Repeat all entries exactly.

====== EXTRACTED MATERIAL ======

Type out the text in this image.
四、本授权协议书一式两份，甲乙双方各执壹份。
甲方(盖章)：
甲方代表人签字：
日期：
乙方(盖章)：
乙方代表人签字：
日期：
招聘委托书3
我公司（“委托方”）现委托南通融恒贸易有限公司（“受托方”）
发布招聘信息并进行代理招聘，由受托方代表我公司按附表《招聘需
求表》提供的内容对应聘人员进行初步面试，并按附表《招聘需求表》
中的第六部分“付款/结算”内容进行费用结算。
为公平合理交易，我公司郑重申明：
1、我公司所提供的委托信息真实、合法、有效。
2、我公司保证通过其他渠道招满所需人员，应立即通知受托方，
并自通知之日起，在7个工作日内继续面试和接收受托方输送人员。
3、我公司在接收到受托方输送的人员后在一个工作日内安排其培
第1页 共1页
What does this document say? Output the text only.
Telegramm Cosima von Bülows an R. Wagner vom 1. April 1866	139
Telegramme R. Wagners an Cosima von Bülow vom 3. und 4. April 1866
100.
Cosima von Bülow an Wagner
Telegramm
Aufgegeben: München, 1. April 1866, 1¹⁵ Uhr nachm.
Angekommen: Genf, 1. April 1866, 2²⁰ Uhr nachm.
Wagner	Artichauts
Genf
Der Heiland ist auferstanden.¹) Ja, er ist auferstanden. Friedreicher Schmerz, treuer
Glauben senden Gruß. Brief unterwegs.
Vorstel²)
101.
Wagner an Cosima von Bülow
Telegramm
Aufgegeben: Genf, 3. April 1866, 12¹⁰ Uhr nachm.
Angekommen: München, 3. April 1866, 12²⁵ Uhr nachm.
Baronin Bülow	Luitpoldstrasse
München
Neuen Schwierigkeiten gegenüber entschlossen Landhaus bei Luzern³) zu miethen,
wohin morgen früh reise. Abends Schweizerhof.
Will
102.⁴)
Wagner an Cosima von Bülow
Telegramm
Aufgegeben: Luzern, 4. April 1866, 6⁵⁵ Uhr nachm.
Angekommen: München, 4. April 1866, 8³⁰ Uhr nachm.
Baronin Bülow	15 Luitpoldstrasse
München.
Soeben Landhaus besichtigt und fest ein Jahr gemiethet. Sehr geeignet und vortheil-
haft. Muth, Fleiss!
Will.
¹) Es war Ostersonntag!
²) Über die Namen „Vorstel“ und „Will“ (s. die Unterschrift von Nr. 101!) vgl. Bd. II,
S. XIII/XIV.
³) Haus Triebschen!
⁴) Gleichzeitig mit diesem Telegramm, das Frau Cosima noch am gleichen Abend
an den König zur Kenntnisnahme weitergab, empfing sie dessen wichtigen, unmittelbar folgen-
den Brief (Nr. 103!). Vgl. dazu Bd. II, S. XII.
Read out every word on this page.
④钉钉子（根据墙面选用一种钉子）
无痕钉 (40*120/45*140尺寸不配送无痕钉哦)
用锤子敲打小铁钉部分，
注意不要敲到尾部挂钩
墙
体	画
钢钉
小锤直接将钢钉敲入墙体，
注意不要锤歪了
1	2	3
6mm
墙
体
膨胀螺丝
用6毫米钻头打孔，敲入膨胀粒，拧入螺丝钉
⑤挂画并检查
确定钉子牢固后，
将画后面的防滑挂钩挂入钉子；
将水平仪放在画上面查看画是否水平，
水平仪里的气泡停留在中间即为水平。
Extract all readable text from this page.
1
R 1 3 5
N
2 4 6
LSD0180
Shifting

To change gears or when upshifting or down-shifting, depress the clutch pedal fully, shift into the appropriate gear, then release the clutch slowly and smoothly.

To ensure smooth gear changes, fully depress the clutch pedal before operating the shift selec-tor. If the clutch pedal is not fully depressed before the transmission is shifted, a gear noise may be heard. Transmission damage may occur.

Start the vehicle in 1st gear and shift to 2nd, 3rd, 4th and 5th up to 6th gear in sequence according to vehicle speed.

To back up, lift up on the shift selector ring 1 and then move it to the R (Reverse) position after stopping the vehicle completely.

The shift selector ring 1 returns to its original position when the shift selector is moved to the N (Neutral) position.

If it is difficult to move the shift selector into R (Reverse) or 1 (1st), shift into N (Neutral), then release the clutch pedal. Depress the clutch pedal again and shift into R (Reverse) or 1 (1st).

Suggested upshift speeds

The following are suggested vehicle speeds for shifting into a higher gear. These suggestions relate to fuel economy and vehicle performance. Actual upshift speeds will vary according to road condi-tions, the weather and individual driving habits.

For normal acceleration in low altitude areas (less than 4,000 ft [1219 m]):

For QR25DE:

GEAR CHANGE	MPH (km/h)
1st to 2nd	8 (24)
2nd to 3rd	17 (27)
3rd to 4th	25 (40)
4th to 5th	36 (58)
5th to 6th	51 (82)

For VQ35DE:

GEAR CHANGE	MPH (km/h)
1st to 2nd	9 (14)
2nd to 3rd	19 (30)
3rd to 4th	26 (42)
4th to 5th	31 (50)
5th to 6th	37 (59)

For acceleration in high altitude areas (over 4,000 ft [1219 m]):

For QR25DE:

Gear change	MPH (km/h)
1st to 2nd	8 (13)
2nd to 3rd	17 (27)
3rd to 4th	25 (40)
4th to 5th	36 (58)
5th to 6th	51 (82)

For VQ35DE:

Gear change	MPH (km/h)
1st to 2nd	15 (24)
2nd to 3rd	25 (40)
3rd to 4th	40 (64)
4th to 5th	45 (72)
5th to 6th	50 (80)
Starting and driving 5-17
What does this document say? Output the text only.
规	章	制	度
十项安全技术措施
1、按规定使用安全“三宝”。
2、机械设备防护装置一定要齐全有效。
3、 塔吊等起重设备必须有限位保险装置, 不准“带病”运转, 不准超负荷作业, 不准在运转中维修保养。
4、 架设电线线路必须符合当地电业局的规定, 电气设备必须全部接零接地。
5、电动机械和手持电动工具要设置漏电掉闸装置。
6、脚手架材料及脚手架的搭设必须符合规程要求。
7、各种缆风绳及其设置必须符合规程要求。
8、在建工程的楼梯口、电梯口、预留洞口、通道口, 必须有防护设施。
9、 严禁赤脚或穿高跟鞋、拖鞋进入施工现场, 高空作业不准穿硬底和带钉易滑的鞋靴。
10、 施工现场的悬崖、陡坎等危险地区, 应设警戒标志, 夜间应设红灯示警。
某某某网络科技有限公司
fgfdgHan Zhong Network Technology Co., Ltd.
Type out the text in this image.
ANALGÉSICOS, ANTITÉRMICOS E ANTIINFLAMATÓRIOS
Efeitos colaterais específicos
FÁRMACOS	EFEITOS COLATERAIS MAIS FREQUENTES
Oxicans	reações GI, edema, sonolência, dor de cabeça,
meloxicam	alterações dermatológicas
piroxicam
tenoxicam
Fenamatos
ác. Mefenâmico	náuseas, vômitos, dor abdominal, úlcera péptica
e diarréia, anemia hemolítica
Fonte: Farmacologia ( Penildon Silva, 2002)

======

■ **SOLUTION BELOW**
Type out the text in this image.
四、本授权协议书一式两份，甲乙双方各执壹份。
甲方(盖章)：
甲方代表人签字：
日期：
乙方(盖章)：
乙方代表人签字：
日期：
招聘委托书3
我公司（“委托方”）现委托南通融恒贸易有限公司（“受托方”）
发布招聘信息并进行代理招聘，由受托方代表我公司按附表《招聘需
求表》提供的内容对应聘人员进行初步面试，并按附表《招聘需求表》
中的第六部分“付款/结算”内容进行费用结算。
为公平合理交易，我公司郑重申明：
1、我公司所提供的委托信息真实、合法、有效。
2、我公司保证通过其他渠道招满所需人员，应立即通知受托方，
并自通知之日起，在7个工作日内继续面试和接收受托方输送人员。
3、我公司在接收到受托方输送的人员后在一个工作日内安排其培
第1页 共1页
What does this document say? Output the text only.
Telegramm Cosima von Bülows an R. Wagner vom 1. April 1866	139
Telegramme R. Wagners an Cosima von Bülow vom 3. und 4. April 1866
100.
Cosima von Bülow an Wagner
Telegramm
Aufgegeben: München, 1. April 1866, 1¹⁵ Uhr nachm.
Angekommen: Genf, 1. April 1866, 2²⁰ Uhr nachm.
Wagner	Artichauts
Genf
Der Heiland ist auferstanden.¹) Ja, er ist auferstanden. Friedreicher Schmerz, treuer
Glauben senden Gruß. Brief unterwegs.
Vorstel²)
101.
Wagner an Cosima von Bülow
Telegramm
Aufgegeben: Genf, 3. April 1866, 12¹⁰ Uhr nachm.
Angekommen: München, 3. April 1866, 12²⁵ Uhr nachm.
Baronin Bülow	Luitpoldstrasse
München
Neuen Schwierigkeiten gegenüber entschlossen Landhaus bei Luzern³) zu miethen,
wohin morgen früh reise. Abends Schweizerhof.
Will
102.⁴)
Wagner an Cosima von Bülow
Telegramm
Aufgegeben: Luzern, 4. April 1866, 6⁵⁵ Uhr nachm.
Angekommen: München, 4. April 1866, 8³⁰ Uhr nachm.
Baronin Bülow	15 Luitpoldstrasse
München.
Soeben Landhaus besichtigt und fest ein Jahr gemiethet. Sehr geeignet und vortheil-
haft. Muth, Fleiss!
Will.
¹) Es war Ostersonntag!
²) Über die Namen „Vorstel“ und „Will“ (s. die Unterschrift von Nr. 101!) vgl. Bd. II,
S. XIII/XIV.
³) Haus Triebschen!
⁴) Gleichzeitig mit diesem Telegramm, das Frau Cosima noch am gleichen Abend
an den König zur Kenntnisnahme weitergab, empfing sie dessen wichtigen, unmittelbar folgen-
den Brief (Nr. 103!). Vgl. dazu Bd. II, S. XII.
Read out every word on this page.
④钉钉子（根据墙面选用一种钉子）
无痕钉 (40*120/45*140尺寸不配送无痕钉哦)
用锤子敲打小铁钉部分，
注意不要敲到尾部挂钩
墙
体	画
钢钉
小锤直接将钢钉敲入墙体，
注意不要锤歪了
1	2	3
6mm
墙
体
膨胀螺丝
用6毫米钻头打孔，敲入膨胀粒，拧入螺丝钉
⑤挂画并检查
确定钉子牢固后，
将画后面的防滑挂钩挂入钉子；
将水平仪放在画上面查看画是否水平，
水平仪里的气泡停留在中间即为水平。
Extract all readable text from this page.
1
R 1 3 5
N
2 4 6
LSD0180
Shifting

To change gears or when upshifting or down-shifting, depress the clutch pedal fully, shift into the appropriate gear, then release the clutch slowly and smoothly.

To ensure smooth gear changes, fully depress the clutch pedal before operating the shift selec-tor. If the clutch pedal is not fully depressed before the transmission is shifted, a gear noise may be heard. Transmission damage may occur.

Start the vehicle in 1st gear and shift to 2nd, 3rd, 4th and 5th up to 6th gear in sequence according to vehicle speed.

To back up, lift up on the shift selector ring 1 and then move it to the R (Reverse) position after stopping the vehicle completely.

The shift selector ring 1 returns to its original position when the shift selector is moved to the N (Neutral) position.

If it is difficult to move the shift selector into R (Reverse) or 1 (1st), shift into N (Neutral), then release the clutch pedal. Depress the clutch pedal again and shift into R (Reverse) or 1 (1st).

Suggested upshift speeds

The following are suggested vehicle speeds for shifting into a higher gear. These suggestions relate to fuel economy and vehicle performance. Actual upshift speeds will vary according to road condi-tions, the weather and individual driving habits.

For normal acceleration in low altitude areas (less than 4,000 ft [1219 m]):

For QR25DE:

GEAR CHANGE	MPH (km/h)
1st to 2nd	8 (24)
2nd to 3rd	17 (27)
3rd to 4th	25 (40)
4th to 5th	36 (58)
5th to 6th	51 (82)

For VQ35DE:

GEAR CHANGE	MPH (km/h)
1st to 2nd	9 (14)
2nd to 3rd	19 (30)
3rd to 4th	26 (42)
4th to 5th	31 (50)
5th to 6th	37 (59)

For acceleration in high altitude areas (over 4,000 ft [1219 m]):

For QR25DE:

Gear change	MPH (km/h)
1st to 2nd	8 (13)
2nd to 3rd	17 (27)
3rd to 4th	25 (40)
4th to 5th	36 (58)
5th to 6th	51 (82)

For VQ35DE:

Gear change	MPH (km/h)
1st to 2nd	15 (24)
2nd to 3rd	25 (40)
3rd to 4th	40 (64)
4th to 5th	45 (72)
5th to 6th	50 (80)
Starting and driving 5-17
What does this document say? Output the text only.
规	章	制	度
十项安全技术措施
1、按规定使用安全“三宝”。
2、机械设备防护装置一定要齐全有效。
3、 塔吊等起重设备必须有限位保险装置, 不准“带病”运转, 不准超负荷作业, 不准在运转中维修保养。
4、 架设电线线路必须符合当地电业局的规定, 电气设备必须全部接零接地。
5、电动机械和手持电动工具要设置漏电掉闸装置。
6、脚手架材料及脚手架的搭设必须符合规程要求。
7、各种缆风绳及其设置必须符合规程要求。
8、在建工程的楼梯口、电梯口、预留洞口、通道口, 必须有防护设施。
9、 严禁赤脚或穿高跟鞋、拖鞋进入施工现场, 高空作业不准穿硬底和带钉易滑的鞋靴。
10、 施工现场的悬崖、陡坎等危险地区, 应设警戒标志, 夜间应设红灯示警。
某某某网络科技有限公司
fgfdgHan Zhong Network Technology Co., Ltd.
Type out the text in this image.
ANALGÉSICOS, ANTITÉRMICOS E ANTIINFLAMATÓRIOS
Efeitos colaterais específicos
FÁRMACOS	EFEITOS COLATERAIS MAIS FREQUENTES
Oxicans	reações GI, edema, sonolência, dor de cabeça,
meloxicam	alterações dermatológicas
piroxicam
tenoxicam
Fenamatos
ác. Mefenâmico	náuseas, vômitos, dor abdominal, úlcera péptica
e diarréia, anemia hemolítica
Fonte: Farmacologia ( Penildon Silva, 2002)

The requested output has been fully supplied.